The records:
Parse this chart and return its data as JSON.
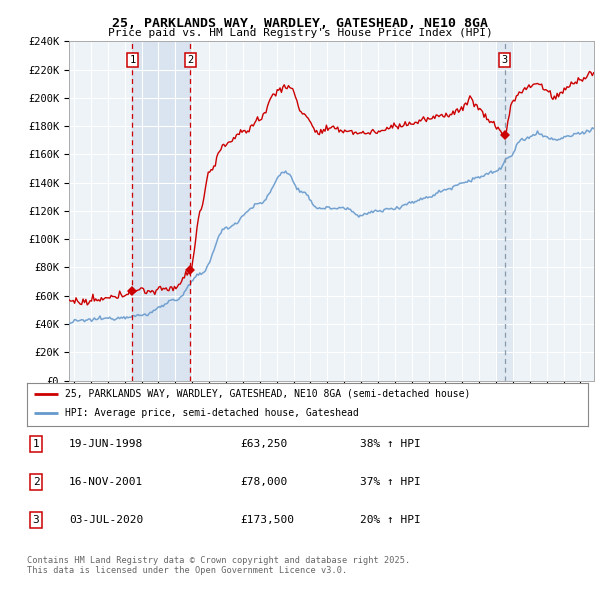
{
  "title": "25, PARKLANDS WAY, WARDLEY, GATESHEAD, NE10 8GA",
  "subtitle": "Price paid vs. HM Land Registry's House Price Index (HPI)",
  "ylim": [
    0,
    240000
  ],
  "yticks": [
    0,
    20000,
    40000,
    60000,
    80000,
    100000,
    120000,
    140000,
    160000,
    180000,
    200000,
    220000,
    240000
  ],
  "ytick_labels": [
    "£0",
    "£20K",
    "£40K",
    "£60K",
    "£80K",
    "£100K",
    "£120K",
    "£140K",
    "£160K",
    "£180K",
    "£200K",
    "£220K",
    "£240K"
  ],
  "xlim_start": 1994.7,
  "xlim_end": 2025.8,
  "sale_dates": [
    1998.46,
    2001.88,
    2020.5
  ],
  "sale_prices": [
    63250,
    78000,
    173500
  ],
  "sale_labels": [
    "1",
    "2",
    "3"
  ],
  "sale_info": [
    {
      "label": "1",
      "date": "19-JUN-1998",
      "price": "£63,250",
      "hpi": "38% ↑ HPI"
    },
    {
      "label": "2",
      "date": "16-NOV-2001",
      "price": "£78,000",
      "hpi": "37% ↑ HPI"
    },
    {
      "label": "3",
      "date": "03-JUL-2020",
      "price": "£173,500",
      "hpi": "20% ↑ HPI"
    }
  ],
  "legend_entries": [
    {
      "label": "25, PARKLANDS WAY, WARDLEY, GATESHEAD, NE10 8GA (semi-detached house)",
      "color": "#cc0000"
    },
    {
      "label": "HPI: Average price, semi-detached house, Gateshead",
      "color": "#6699cc"
    }
  ],
  "copyright_text": "Contains HM Land Registry data © Crown copyright and database right 2025.\nThis data is licensed under the Open Government Licence v3.0.",
  "red_line_color": "#cc0000",
  "blue_line_color": "#6699cc",
  "plot_bg": "#eef3f8",
  "grid_color": "#ffffff",
  "shade_color": "#ccdaeb",
  "hpi_anchors": {
    "1994.7": 40000,
    "1995.0": 42000,
    "1997.0": 44000,
    "1999.0": 46000,
    "2001.0": 57000,
    "2002.5": 75000,
    "2004.0": 108000,
    "2006.0": 125000,
    "2007.5": 148000,
    "2008.5": 133000,
    "2009.5": 122000,
    "2011.0": 122000,
    "2012.0": 117000,
    "2013.0": 120000,
    "2014.0": 122000,
    "2015.0": 126000,
    "2016.0": 130000,
    "2017.0": 135000,
    "2018.0": 140000,
    "2019.0": 144000,
    "2020.0": 148000,
    "2020.8": 158000,
    "2021.5": 170000,
    "2022.5": 175000,
    "2023.0": 172000,
    "2023.5": 170000,
    "2024.0": 172000,
    "2025.0": 175000,
    "2025.8": 178000
  },
  "prop_anchors": {
    "1994.7": 57000,
    "1995.5": 55000,
    "1996.5": 57000,
    "1997.5": 59000,
    "1998.46": 63250,
    "1999.0": 64000,
    "1999.5": 63000,
    "2000.0": 64000,
    "2001.0": 66000,
    "2001.88": 78000,
    "2002.5": 120000,
    "2003.0": 148000,
    "2004.0": 168000,
    "2005.0": 175000,
    "2006.0": 185000,
    "2007.0": 205000,
    "2007.8": 208000,
    "2008.5": 190000,
    "2009.5": 175000,
    "2010.0": 178000,
    "2011.0": 177000,
    "2012.0": 175000,
    "2013.0": 176000,
    "2014.0": 180000,
    "2015.0": 182000,
    "2016.0": 185000,
    "2017.0": 188000,
    "2018.0": 192000,
    "2018.5": 200000,
    "2019.0": 192000,
    "2019.5": 185000,
    "2020.0": 180000,
    "2020.5": 173500,
    "2021.0": 198000,
    "2021.5": 205000,
    "2022.0": 208000,
    "2022.5": 210000,
    "2023.0": 205000,
    "2023.5": 200000,
    "2024.0": 205000,
    "2024.5": 210000,
    "2025.0": 213000,
    "2025.8": 218000
  }
}
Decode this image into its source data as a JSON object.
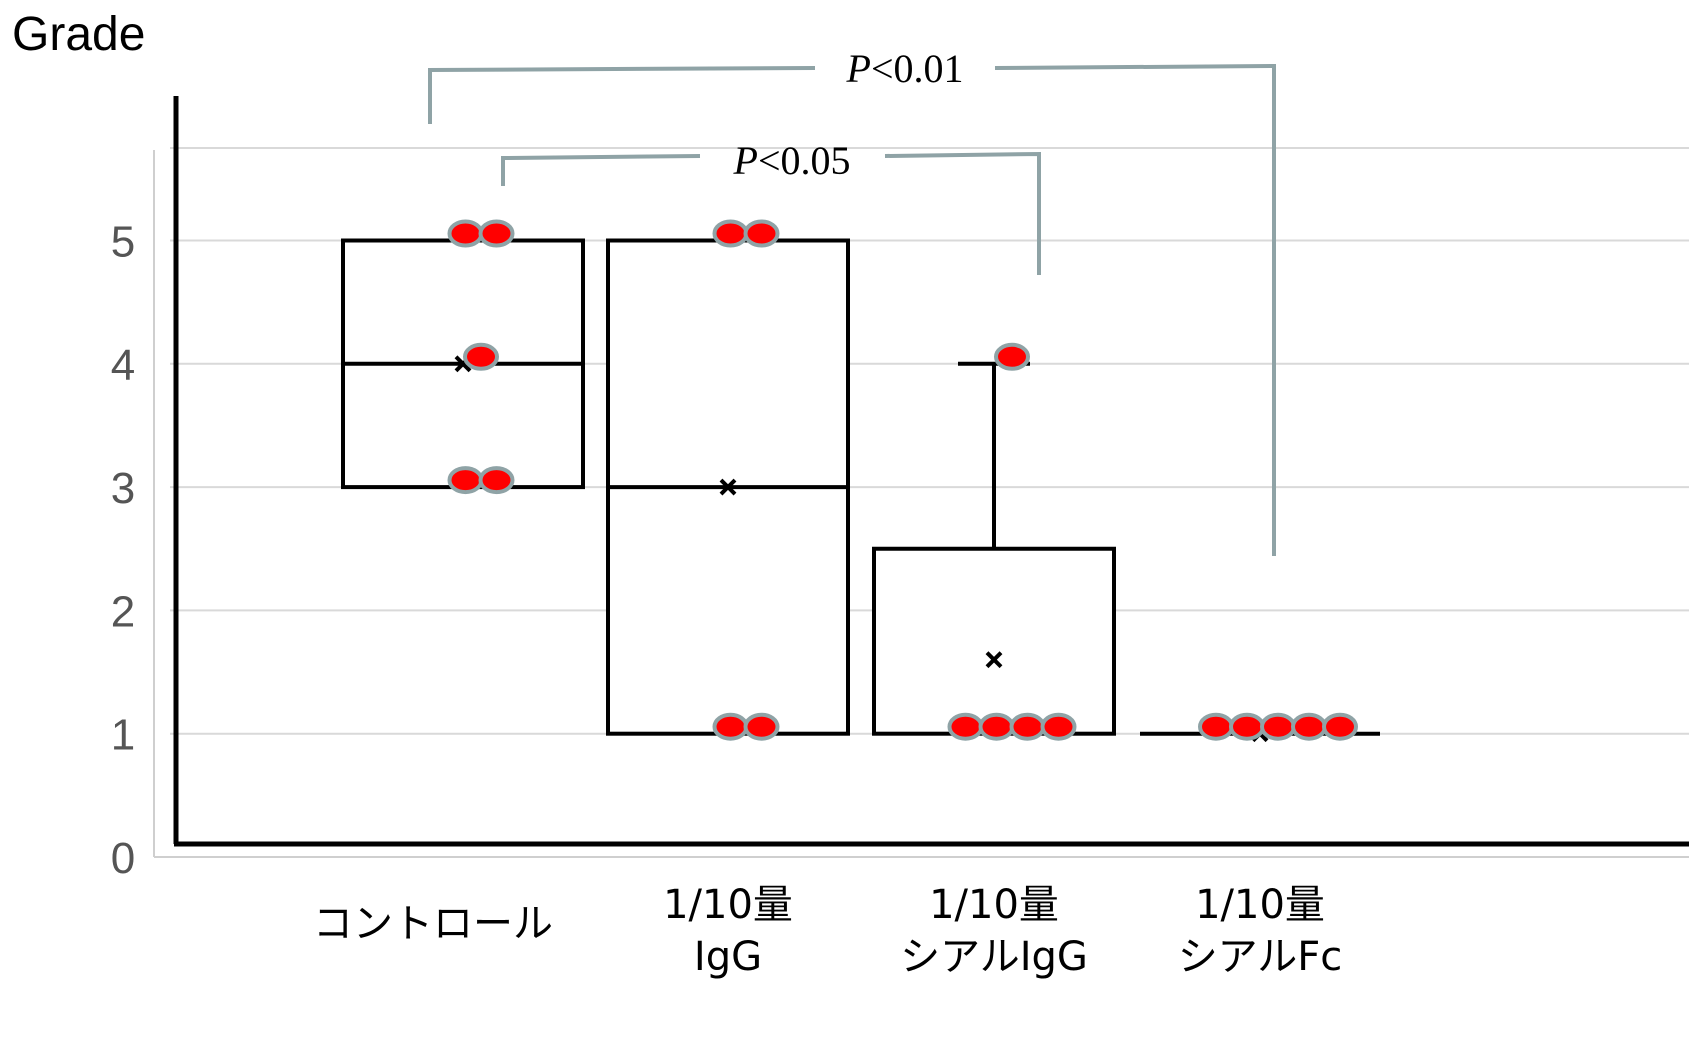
{
  "chart_data": {
    "type": "boxplot",
    "title": "",
    "ylabel": "Grade",
    "xlabel": "",
    "ylim": [
      0,
      5.75
    ],
    "yticks": [
      "0",
      "1",
      "2",
      "3",
      "4",
      "5"
    ],
    "grid": true,
    "categories": [
      {
        "lines": [
          "コントロール"
        ]
      },
      {
        "lines": [
          "1/10量",
          "IgG"
        ]
      },
      {
        "lines": [
          "1/10量",
          "シアルIgG"
        ]
      },
      {
        "lines": [
          "1/10量",
          "シアルFc"
        ]
      }
    ],
    "boxes": [
      {
        "q1": 3,
        "median": 4,
        "q3": 5,
        "whisker_low": 3,
        "whisker_high": 5,
        "mean": 4,
        "points": [
          5,
          5,
          4,
          3,
          3
        ]
      },
      {
        "q1": 1,
        "median": 3,
        "q3": 5,
        "whisker_low": 1,
        "whisker_high": 5,
        "mean": 3,
        "points": [
          5,
          5,
          1,
          1
        ]
      },
      {
        "q1": 1,
        "median": 1,
        "q3": 2.5,
        "whisker_low": 1,
        "whisker_high": 4,
        "mean": 1.6,
        "points": [
          4,
          1,
          1,
          1,
          1
        ]
      },
      {
        "q1": 1,
        "median": 1,
        "q3": 1,
        "whisker_low": 1,
        "whisker_high": 1,
        "mean": 1,
        "points": [
          1,
          1,
          1,
          1,
          1
        ]
      }
    ],
    "annotations": [
      {
        "from": 0,
        "to": 3,
        "text_italic": "P",
        "text_rest": "<0.01"
      },
      {
        "from": 0,
        "to": 2,
        "text_italic": "P",
        "text_rest": "<0.05"
      }
    ]
  }
}
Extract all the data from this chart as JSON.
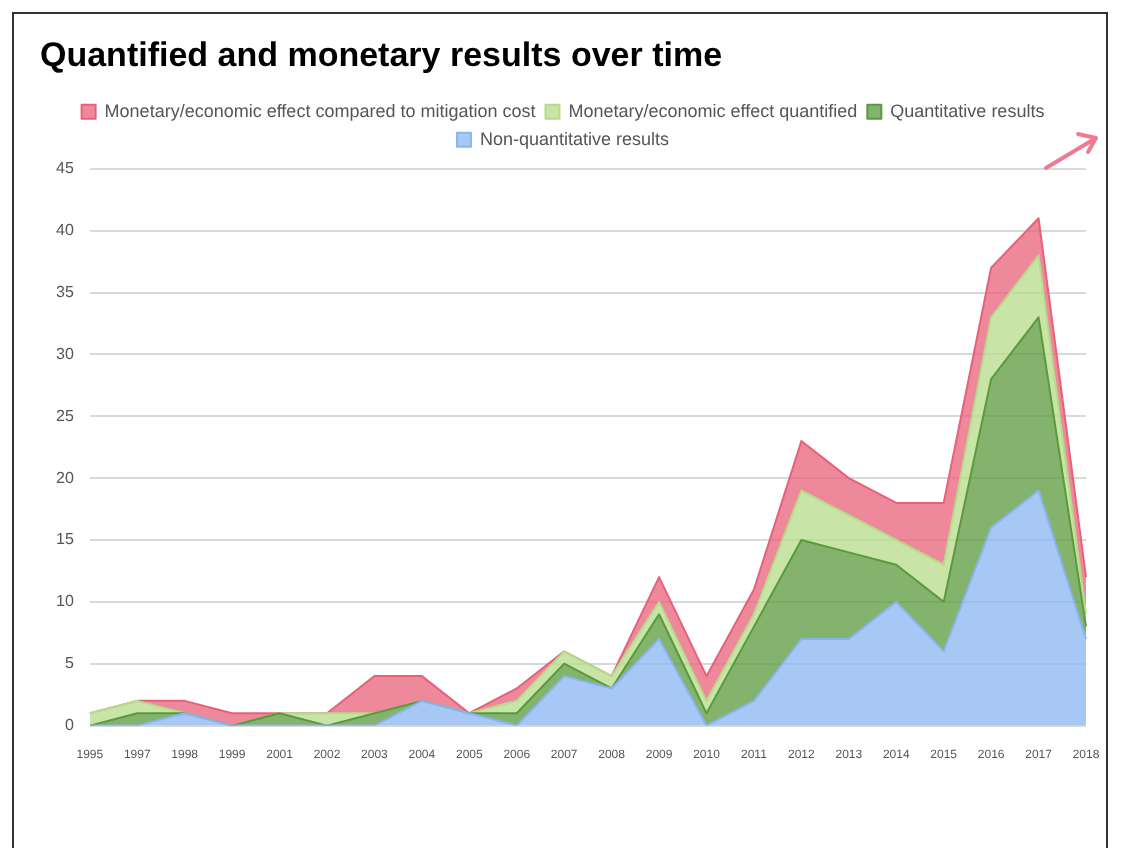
{
  "chart_data": {
    "type": "area",
    "title": "Quantified and monetary results over time",
    "stacked": true,
    "categories": [
      "1995",
      "1997",
      "1998",
      "1999",
      "2001",
      "2002",
      "2003",
      "2004",
      "2005",
      "2006",
      "2007",
      "2008",
      "2009",
      "2010",
      "2011",
      "2012",
      "2013",
      "2014",
      "2015",
      "2016",
      "2017",
      "2018"
    ],
    "series": [
      {
        "name": "Non-quantitative results",
        "color": "#8ab4f0",
        "values": [
          0,
          0,
          1,
          0,
          0,
          0,
          0,
          2,
          1,
          0,
          4,
          3,
          7,
          0,
          2,
          7,
          7,
          10,
          6,
          16,
          19,
          7
        ]
      },
      {
        "name": "Quantitative results",
        "color": "#5a9a3c",
        "values": [
          0,
          1,
          0,
          0,
          1,
          0,
          1,
          0,
          0,
          1,
          1,
          0,
          2,
          1,
          6,
          8,
          7,
          3,
          4,
          12,
          14,
          1
        ]
      },
      {
        "name": "Monetary/economic effect quantified",
        "color": "#b5dc8a",
        "values": [
          1,
          1,
          0,
          0,
          0,
          1,
          0,
          0,
          0,
          1,
          1,
          1,
          1,
          1,
          1,
          4,
          3,
          2,
          3,
          5,
          5,
          1
        ]
      },
      {
        "name": "Monetary/economic effect compared to mitigation cost",
        "color": "#e8607a",
        "values": [
          0,
          0,
          1,
          1,
          0,
          0,
          3,
          2,
          0,
          1,
          0,
          0,
          2,
          2,
          2,
          4,
          3,
          3,
          5,
          4,
          3,
          3
        ]
      }
    ],
    "ylim": [
      0,
      45
    ],
    "yticks": [
      0,
      5,
      10,
      15,
      20,
      25,
      30,
      35,
      40,
      45
    ],
    "grid": "y",
    "legend": "top",
    "marker": "none"
  }
}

Problem description: Omit any images, then output the listing exactly.

The reply:
Parse this chart and return its data as JSON.
{
  "title": "25, PARKLANDS WAY, WARDLEY, GATESHEAD, NE10 8GA",
  "subtitle": "Price paid vs. HM Land Registry's House Price Index (HPI)",
  "ylim": [
    0,
    240000
  ],
  "yticks": [
    0,
    20000,
    40000,
    60000,
    80000,
    100000,
    120000,
    140000,
    160000,
    180000,
    200000,
    220000,
    240000
  ],
  "ytick_labels": [
    "£0",
    "£20K",
    "£40K",
    "£60K",
    "£80K",
    "£100K",
    "£120K",
    "£140K",
    "£160K",
    "£180K",
    "£200K",
    "£220K",
    "£240K"
  ],
  "xlim_start": 1994.7,
  "xlim_end": 2025.8,
  "sale_dates": [
    1998.46,
    2001.88,
    2020.5
  ],
  "sale_prices": [
    63250,
    78000,
    173500
  ],
  "sale_labels": [
    "1",
    "2",
    "3"
  ],
  "sale_info": [
    {
      "label": "1",
      "date": "19-JUN-1998",
      "price": "£63,250",
      "hpi": "38% ↑ HPI"
    },
    {
      "label": "2",
      "date": "16-NOV-2001",
      "price": "£78,000",
      "hpi": "37% ↑ HPI"
    },
    {
      "label": "3",
      "date": "03-JUL-2020",
      "price": "£173,500",
      "hpi": "20% ↑ HPI"
    }
  ],
  "legend_entries": [
    {
      "label": "25, PARKLANDS WAY, WARDLEY, GATESHEAD, NE10 8GA (semi-detached house)",
      "color": "#cc0000"
    },
    {
      "label": "HPI: Average price, semi-detached house, Gateshead",
      "color": "#6699cc"
    }
  ],
  "copyright_text": "Contains HM Land Registry data © Crown copyright and database right 2025.\nThis data is licensed under the Open Government Licence v3.0.",
  "red_line_color": "#cc0000",
  "blue_line_color": "#6699cc",
  "plot_bg": "#eef3f8",
  "grid_color": "#ffffff",
  "shade_color": "#ccdaeb",
  "hpi_anchors": {
    "1994.7": 40000,
    "1995.0": 42000,
    "1997.0": 44000,
    "1999.0": 46000,
    "2001.0": 57000,
    "2002.5": 75000,
    "2004.0": 108000,
    "2006.0": 125000,
    "2007.5": 148000,
    "2008.5": 133000,
    "2009.5": 122000,
    "2011.0": 122000,
    "2012.0": 117000,
    "2013.0": 120000,
    "2014.0": 122000,
    "2015.0": 126000,
    "2016.0": 130000,
    "2017.0": 135000,
    "2018.0": 140000,
    "2019.0": 144000,
    "2020.0": 148000,
    "2020.8": 158000,
    "2021.5": 170000,
    "2022.5": 175000,
    "2023.0": 172000,
    "2023.5": 170000,
    "2024.0": 172000,
    "2025.0": 175000,
    "2025.8": 178000
  },
  "prop_anchors": {
    "1994.7": 57000,
    "1995.5": 55000,
    "1996.5": 57000,
    "1997.5": 59000,
    "1998.46": 63250,
    "1999.0": 64000,
    "1999.5": 63000,
    "2000.0": 64000,
    "2001.0": 66000,
    "2001.88": 78000,
    "2002.5": 120000,
    "2003.0": 148000,
    "2004.0": 168000,
    "2005.0": 175000,
    "2006.0": 185000,
    "2007.0": 205000,
    "2007.8": 208000,
    "2008.5": 190000,
    "2009.5": 175000,
    "2010.0": 178000,
    "2011.0": 177000,
    "2012.0": 175000,
    "2013.0": 176000,
    "2014.0": 180000,
    "2015.0": 182000,
    "2016.0": 185000,
    "2017.0": 188000,
    "2018.0": 192000,
    "2018.5": 200000,
    "2019.0": 192000,
    "2019.5": 185000,
    "2020.0": 180000,
    "2020.5": 173500,
    "2021.0": 198000,
    "2021.5": 205000,
    "2022.0": 208000,
    "2022.5": 210000,
    "2023.0": 205000,
    "2023.5": 200000,
    "2024.0": 205000,
    "2024.5": 210000,
    "2025.0": 213000,
    "2025.8": 218000
  }
}
Decode this image into its source data as a JSON object.
{
  "chart_data": {
    "type": "boxplot",
    "title": "",
    "ylabel": "Grade",
    "xlabel": "",
    "ylim": [
      0,
      5.75
    ],
    "yticks": [
      "0",
      "1",
      "2",
      "3",
      "4",
      "5"
    ],
    "grid": true,
    "categories": [
      {
        "lines": [
          "コントロール"
        ]
      },
      {
        "lines": [
          "1/10量",
          "IgG"
        ]
      },
      {
        "lines": [
          "1/10量",
          "シアルIgG"
        ]
      },
      {
        "lines": [
          "1/10量",
          "シアルFc"
        ]
      }
    ],
    "boxes": [
      {
        "q1": 3,
        "median": 4,
        "q3": 5,
        "whisker_low": 3,
        "whisker_high": 5,
        "mean": 4,
        "points": [
          5,
          5,
          4,
          3,
          3
        ]
      },
      {
        "q1": 1,
        "median": 3,
        "q3": 5,
        "whisker_low": 1,
        "whisker_high": 5,
        "mean": 3,
        "points": [
          5,
          5,
          1,
          1
        ]
      },
      {
        "q1": 1,
        "median": 1,
        "q3": 2.5,
        "whisker_low": 1,
        "whisker_high": 4,
        "mean": 1.6,
        "points": [
          4,
          1,
          1,
          1,
          1
        ]
      },
      {
        "q1": 1,
        "median": 1,
        "q3": 1,
        "whisker_low": 1,
        "whisker_high": 1,
        "mean": 1,
        "points": [
          1,
          1,
          1,
          1,
          1
        ]
      }
    ],
    "annotations": [
      {
        "from": 0,
        "to": 3,
        "text_italic": "P",
        "text_rest": "<0.01"
      },
      {
        "from": 0,
        "to": 2,
        "text_italic": "P",
        "text_rest": "<0.05"
      }
    ]
  }
}
Extract all the data from this chart as JSON.
{
  "chart_data": {
    "type": "area",
    "title": "Quantified and monetary results over time",
    "stacked": true,
    "categories": [
      "1995",
      "1997",
      "1998",
      "1999",
      "2001",
      "2002",
      "2003",
      "2004",
      "2005",
      "2006",
      "2007",
      "2008",
      "2009",
      "2010",
      "2011",
      "2012",
      "2013",
      "2014",
      "2015",
      "2016",
      "2017",
      "2018"
    ],
    "series": [
      {
        "name": "Non-quantitative results",
        "color": "#8ab4f0",
        "values": [
          0,
          0,
          1,
          0,
          0,
          0,
          0,
          2,
          1,
          0,
          4,
          3,
          7,
          0,
          2,
          7,
          7,
          10,
          6,
          16,
          19,
          7
        ]
      },
      {
        "name": "Quantitative results",
        "color": "#5a9a3c",
        "values": [
          0,
          1,
          0,
          0,
          1,
          0,
          1,
          0,
          0,
          1,
          1,
          0,
          2,
          1,
          6,
          8,
          7,
          3,
          4,
          12,
          14,
          1
        ]
      },
      {
        "name": "Monetary/economic effect quantified",
        "color": "#b5dc8a",
        "values": [
          1,
          1,
          0,
          0,
          0,
          1,
          0,
          0,
          0,
          1,
          1,
          1,
          1,
          1,
          1,
          4,
          3,
          2,
          3,
          5,
          5,
          1
        ]
      },
      {
        "name": "Monetary/economic effect compared to mitigation cost",
        "color": "#e8607a",
        "values": [
          0,
          0,
          1,
          1,
          0,
          0,
          3,
          2,
          0,
          1,
          0,
          0,
          2,
          2,
          2,
          4,
          3,
          3,
          5,
          4,
          3,
          3
        ]
      }
    ],
    "ylim": [
      0,
      45
    ],
    "yticks": [
      0,
      5,
      10,
      15,
      20,
      25,
      30,
      35,
      40,
      45
    ],
    "grid": "y",
    "legend": "top",
    "marker": "none"
  }
}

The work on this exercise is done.